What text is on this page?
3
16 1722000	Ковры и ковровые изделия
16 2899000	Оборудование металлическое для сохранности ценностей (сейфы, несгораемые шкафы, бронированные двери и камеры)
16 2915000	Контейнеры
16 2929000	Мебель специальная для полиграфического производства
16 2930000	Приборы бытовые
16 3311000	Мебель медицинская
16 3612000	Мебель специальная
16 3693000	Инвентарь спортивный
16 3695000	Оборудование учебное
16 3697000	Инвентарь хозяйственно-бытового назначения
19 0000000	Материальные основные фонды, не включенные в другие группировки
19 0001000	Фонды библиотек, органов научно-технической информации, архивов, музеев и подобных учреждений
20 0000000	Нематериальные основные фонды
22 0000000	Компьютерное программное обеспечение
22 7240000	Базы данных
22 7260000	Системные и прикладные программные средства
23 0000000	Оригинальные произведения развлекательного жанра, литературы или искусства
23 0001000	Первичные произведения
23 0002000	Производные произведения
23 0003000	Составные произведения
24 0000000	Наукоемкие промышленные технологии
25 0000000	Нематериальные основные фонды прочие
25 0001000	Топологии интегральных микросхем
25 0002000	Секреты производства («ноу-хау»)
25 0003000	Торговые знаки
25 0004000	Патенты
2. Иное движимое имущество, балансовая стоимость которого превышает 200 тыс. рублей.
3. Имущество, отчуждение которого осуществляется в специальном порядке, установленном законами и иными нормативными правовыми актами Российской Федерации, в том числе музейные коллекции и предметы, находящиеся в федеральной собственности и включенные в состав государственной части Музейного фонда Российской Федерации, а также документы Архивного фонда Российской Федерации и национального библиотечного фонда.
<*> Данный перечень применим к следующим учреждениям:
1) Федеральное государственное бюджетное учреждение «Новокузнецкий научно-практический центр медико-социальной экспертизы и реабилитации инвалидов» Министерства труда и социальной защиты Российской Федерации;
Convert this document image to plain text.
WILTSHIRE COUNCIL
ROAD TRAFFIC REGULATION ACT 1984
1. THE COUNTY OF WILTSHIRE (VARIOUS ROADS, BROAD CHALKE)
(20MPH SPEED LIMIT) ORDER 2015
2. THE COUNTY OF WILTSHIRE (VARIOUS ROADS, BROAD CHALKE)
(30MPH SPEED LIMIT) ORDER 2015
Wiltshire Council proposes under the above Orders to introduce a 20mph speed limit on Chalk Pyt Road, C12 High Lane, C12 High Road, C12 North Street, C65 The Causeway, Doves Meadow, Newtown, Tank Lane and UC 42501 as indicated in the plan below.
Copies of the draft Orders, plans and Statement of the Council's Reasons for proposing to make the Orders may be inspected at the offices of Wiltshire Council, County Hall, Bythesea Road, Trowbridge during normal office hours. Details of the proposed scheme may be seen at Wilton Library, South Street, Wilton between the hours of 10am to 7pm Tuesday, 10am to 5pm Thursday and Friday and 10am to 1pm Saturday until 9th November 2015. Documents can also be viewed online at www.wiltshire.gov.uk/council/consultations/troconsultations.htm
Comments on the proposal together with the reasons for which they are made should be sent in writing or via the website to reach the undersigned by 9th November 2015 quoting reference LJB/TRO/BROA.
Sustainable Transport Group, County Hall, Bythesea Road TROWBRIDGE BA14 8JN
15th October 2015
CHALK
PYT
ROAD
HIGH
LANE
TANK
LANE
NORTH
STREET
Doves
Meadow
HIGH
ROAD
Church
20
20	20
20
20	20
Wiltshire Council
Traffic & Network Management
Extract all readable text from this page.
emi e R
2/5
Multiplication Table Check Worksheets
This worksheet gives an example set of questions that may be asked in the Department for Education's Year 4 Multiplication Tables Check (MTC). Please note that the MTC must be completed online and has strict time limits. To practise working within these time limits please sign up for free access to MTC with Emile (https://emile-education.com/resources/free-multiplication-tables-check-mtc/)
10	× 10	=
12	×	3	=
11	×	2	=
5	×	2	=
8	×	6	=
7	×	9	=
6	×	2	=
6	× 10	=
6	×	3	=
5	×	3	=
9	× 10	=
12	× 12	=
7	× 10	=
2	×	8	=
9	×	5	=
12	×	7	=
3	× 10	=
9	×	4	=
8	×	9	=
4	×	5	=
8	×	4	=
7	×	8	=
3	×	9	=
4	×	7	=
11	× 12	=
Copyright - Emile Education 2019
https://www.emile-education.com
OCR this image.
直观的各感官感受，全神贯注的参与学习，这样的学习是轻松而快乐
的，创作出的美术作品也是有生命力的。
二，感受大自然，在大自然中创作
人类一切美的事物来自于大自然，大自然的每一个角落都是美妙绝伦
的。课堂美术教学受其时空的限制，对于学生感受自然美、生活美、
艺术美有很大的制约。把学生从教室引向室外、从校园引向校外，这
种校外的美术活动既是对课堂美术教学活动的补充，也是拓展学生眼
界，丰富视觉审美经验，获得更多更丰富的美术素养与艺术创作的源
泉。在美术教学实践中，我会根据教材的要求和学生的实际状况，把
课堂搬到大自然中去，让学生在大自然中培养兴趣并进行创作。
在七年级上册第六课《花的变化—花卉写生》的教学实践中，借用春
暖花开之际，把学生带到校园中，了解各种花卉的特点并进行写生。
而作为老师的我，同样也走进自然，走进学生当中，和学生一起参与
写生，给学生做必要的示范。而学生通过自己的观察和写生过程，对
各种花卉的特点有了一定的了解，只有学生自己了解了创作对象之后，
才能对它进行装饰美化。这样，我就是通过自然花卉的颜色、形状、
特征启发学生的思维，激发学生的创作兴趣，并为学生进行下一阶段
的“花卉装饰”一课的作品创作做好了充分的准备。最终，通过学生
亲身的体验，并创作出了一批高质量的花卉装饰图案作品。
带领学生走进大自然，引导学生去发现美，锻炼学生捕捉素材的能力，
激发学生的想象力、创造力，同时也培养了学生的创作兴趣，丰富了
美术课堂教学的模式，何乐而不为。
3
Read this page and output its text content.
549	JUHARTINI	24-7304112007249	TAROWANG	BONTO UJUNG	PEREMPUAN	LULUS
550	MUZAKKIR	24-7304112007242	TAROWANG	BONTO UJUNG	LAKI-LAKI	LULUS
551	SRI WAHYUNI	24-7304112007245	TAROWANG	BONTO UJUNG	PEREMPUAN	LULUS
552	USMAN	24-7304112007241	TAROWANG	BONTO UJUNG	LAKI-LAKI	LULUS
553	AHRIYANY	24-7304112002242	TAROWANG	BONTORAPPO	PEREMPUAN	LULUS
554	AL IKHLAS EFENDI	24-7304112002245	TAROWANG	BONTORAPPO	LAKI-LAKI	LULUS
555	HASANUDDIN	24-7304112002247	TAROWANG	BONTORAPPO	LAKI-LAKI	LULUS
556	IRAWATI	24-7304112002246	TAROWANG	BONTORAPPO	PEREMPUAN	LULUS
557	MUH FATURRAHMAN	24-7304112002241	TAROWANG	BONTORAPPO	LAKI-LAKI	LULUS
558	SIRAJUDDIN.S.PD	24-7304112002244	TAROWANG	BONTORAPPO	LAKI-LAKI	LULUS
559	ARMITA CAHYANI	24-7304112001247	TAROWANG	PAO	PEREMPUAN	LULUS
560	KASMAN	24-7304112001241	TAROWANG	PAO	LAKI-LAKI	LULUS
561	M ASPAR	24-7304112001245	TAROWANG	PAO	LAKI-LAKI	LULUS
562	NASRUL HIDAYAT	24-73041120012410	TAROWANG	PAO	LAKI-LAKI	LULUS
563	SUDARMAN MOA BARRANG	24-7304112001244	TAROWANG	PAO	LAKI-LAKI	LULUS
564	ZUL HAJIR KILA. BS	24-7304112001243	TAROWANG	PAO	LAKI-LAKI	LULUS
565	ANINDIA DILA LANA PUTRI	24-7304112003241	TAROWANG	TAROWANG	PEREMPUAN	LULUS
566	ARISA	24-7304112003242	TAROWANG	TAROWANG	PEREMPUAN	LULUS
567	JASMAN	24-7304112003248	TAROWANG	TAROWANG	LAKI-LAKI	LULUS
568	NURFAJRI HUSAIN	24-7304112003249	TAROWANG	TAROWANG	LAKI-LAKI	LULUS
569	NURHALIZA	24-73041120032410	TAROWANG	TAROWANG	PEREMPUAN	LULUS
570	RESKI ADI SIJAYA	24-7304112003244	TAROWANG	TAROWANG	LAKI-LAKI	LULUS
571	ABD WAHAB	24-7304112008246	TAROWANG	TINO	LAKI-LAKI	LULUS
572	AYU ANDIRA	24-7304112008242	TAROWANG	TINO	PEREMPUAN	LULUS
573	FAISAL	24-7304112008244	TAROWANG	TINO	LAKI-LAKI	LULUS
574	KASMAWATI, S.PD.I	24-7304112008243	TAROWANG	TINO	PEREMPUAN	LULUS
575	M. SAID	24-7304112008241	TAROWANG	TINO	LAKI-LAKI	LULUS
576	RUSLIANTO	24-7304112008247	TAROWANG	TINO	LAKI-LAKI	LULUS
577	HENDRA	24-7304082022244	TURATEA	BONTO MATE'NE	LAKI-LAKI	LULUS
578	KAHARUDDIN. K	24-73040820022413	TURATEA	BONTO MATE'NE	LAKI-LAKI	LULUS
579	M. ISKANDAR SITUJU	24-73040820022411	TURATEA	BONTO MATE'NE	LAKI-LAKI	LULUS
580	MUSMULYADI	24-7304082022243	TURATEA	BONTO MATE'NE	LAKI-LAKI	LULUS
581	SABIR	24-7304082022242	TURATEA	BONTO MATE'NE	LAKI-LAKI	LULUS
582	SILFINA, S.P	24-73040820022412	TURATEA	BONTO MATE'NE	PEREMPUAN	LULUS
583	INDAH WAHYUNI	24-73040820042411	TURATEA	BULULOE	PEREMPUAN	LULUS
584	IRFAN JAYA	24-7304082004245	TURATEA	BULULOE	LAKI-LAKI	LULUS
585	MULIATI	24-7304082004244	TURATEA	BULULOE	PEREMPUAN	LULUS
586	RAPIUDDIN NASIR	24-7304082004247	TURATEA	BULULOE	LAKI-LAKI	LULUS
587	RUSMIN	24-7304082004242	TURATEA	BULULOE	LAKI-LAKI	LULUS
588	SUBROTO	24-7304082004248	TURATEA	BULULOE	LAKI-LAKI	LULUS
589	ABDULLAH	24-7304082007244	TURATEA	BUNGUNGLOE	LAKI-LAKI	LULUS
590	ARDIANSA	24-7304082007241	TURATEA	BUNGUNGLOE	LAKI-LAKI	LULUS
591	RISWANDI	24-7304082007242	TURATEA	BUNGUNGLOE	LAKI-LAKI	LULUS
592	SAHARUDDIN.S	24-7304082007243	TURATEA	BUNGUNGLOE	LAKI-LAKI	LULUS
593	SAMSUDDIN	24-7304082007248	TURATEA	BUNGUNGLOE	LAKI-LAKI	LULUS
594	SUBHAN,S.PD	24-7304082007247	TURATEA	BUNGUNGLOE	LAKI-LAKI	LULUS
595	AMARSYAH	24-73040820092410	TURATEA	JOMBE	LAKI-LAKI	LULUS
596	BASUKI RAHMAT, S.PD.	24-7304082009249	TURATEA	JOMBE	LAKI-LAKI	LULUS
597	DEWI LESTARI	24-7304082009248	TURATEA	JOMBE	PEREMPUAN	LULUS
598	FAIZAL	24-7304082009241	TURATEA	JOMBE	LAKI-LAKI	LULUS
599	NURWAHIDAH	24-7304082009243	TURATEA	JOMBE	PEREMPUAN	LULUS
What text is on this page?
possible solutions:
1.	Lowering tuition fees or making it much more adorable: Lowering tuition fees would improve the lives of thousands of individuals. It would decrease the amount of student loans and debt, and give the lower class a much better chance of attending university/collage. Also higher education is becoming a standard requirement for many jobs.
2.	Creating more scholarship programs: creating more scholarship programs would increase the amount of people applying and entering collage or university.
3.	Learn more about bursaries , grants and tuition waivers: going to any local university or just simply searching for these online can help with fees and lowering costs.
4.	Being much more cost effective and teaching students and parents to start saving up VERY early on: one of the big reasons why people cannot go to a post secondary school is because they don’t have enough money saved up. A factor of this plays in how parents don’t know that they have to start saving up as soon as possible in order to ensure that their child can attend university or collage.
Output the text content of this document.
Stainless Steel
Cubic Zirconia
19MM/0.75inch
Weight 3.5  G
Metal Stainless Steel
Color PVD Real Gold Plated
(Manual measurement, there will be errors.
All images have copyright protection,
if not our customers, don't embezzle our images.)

> Task to carry out: Pull every line containing "Check" from the material above.

> Response:
Multiplication Table Check Worksheets
This worksheet gives an example set of questions that may be asked in the Department for Education's Year 4 Multiplication Tables Check (MTC). Please note that the MTC must be completed online and has strict time limits. To practise working within these time limits please sign up for free access to MTC with Emile (https://emile-education.com/resources/free-multiplication-tables-check-mtc/)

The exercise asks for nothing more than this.